** begin **

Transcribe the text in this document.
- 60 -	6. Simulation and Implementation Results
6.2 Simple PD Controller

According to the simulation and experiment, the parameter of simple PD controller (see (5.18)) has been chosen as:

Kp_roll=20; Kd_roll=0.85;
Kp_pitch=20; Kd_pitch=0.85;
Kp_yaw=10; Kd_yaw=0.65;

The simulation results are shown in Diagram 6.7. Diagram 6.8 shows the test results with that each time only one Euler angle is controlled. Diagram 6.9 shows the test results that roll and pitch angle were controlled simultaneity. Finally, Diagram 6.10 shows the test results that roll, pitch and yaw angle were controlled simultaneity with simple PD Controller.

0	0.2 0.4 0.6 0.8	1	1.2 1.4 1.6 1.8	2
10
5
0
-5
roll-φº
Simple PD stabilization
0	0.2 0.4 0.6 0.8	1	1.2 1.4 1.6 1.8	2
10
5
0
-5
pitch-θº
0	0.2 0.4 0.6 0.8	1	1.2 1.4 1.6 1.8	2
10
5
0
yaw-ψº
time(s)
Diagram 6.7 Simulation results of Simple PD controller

** end **

Exercise goal:
Each line of the listing should be echoed back exactly.

Result for this exercise:
Transcribe the text in this document.
- 60 -	6. Simulation and Implementation Results
6.2 Simple PD Controller

According to the simulation and experiment, the parameter of simple PD controller (see (5.18)) has been chosen as:

Kp_roll=20; Kd_roll=0.85;
Kp_pitch=20; Kd_pitch=0.85;
Kp_yaw=10; Kd_yaw=0.65;

The simulation results are shown in Diagram 6.7. Diagram 6.8 shows the test results with that each time only one Euler angle is controlled. Diagram 6.9 shows the test results that roll and pitch angle were controlled simultaneity. Finally, Diagram 6.10 shows the test results that roll, pitch and yaw angle were controlled simultaneity with simple PD Controller.

0	0.2 0.4 0.6 0.8	1	1.2 1.4 1.6 1.8	2
10
5
0
-5
roll-φº
Simple PD stabilization
0	0.2 0.4 0.6 0.8	1	1.2 1.4 1.6 1.8	2
10
5
0
-5
pitch-θº
0	0.2 0.4 0.6 0.8	1	1.2 1.4 1.6 1.8	2
10
5
0
yaw-ψº
time(s)
Diagram 6.7 Simulation results of Simple PD controller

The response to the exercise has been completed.